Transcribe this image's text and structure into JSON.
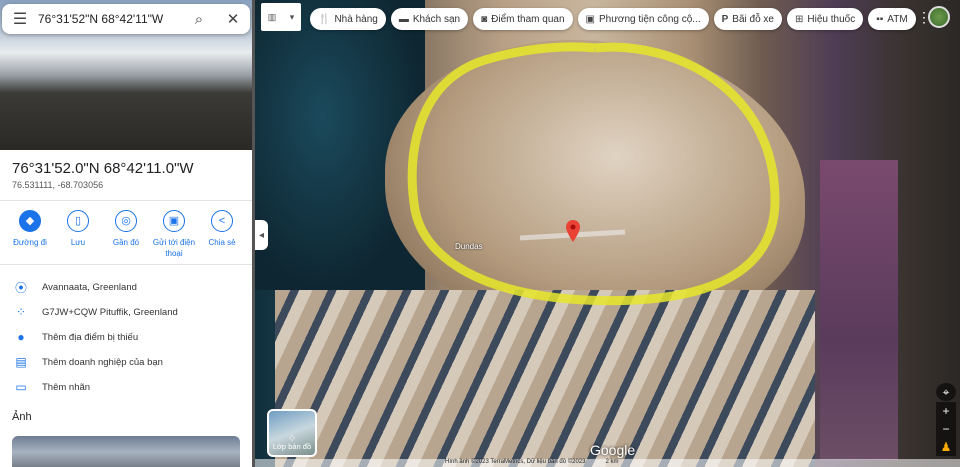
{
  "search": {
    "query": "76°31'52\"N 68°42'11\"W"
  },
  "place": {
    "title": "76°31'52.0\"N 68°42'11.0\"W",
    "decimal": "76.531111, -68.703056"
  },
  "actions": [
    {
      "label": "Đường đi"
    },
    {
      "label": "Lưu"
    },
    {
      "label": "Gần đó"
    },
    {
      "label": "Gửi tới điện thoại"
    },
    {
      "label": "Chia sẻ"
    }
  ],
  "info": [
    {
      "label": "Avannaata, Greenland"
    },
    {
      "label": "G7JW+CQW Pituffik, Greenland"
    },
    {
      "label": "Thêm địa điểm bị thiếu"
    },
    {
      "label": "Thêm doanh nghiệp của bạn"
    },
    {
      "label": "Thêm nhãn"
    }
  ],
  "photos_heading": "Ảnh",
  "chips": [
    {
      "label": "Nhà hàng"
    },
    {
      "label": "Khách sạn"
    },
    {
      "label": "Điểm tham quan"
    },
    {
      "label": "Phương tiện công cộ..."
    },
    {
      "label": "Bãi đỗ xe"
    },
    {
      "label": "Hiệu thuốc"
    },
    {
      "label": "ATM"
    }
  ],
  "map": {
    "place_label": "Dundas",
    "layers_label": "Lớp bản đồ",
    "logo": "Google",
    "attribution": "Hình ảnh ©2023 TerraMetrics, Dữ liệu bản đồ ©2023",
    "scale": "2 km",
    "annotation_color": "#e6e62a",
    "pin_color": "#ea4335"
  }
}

Task instructions: Copy out each line word for word, please, skipping the images.

Worked answer:
Transcribe this image's text and structure into JSON.
{
  "search": {
    "query": "76°31'52\"N 68°42'11\"W"
  },
  "place": {
    "title": "76°31'52.0\"N 68°42'11.0\"W",
    "decimal": "76.531111, -68.703056"
  },
  "actions": [
    {
      "label": "Đường đi"
    },
    {
      "label": "Lưu"
    },
    {
      "label": "Gần đó"
    },
    {
      "label": "Gửi tới điện thoại"
    },
    {
      "label": "Chia sẻ"
    }
  ],
  "info": [
    {
      "label": "Avannaata, Greenland"
    },
    {
      "label": "G7JW+CQW Pituffik, Greenland"
    },
    {
      "label": "Thêm địa điểm bị thiếu"
    },
    {
      "label": "Thêm doanh nghiệp của bạn"
    },
    {
      "label": "Thêm nhãn"
    }
  ],
  "photos_heading": "Ảnh",
  "chips": [
    {
      "label": "Nhà hàng"
    },
    {
      "label": "Khách sạn"
    },
    {
      "label": "Điểm tham quan"
    },
    {
      "label": "Phương tiện công cộ..."
    },
    {
      "label": "Bãi đỗ xe"
    },
    {
      "label": "Hiệu thuốc"
    },
    {
      "label": "ATM"
    }
  ],
  "map": {
    "place_label": "Dundas",
    "layers_label": "Lớp bản đồ",
    "logo": "Google",
    "attribution": "Hình ảnh ©2023 TerraMetrics, Dữ liệu bản đồ ©2023",
    "scale": "2 km",
    "annotation_color": "#e6e62a",
    "pin_color": "#ea4335"
  }
}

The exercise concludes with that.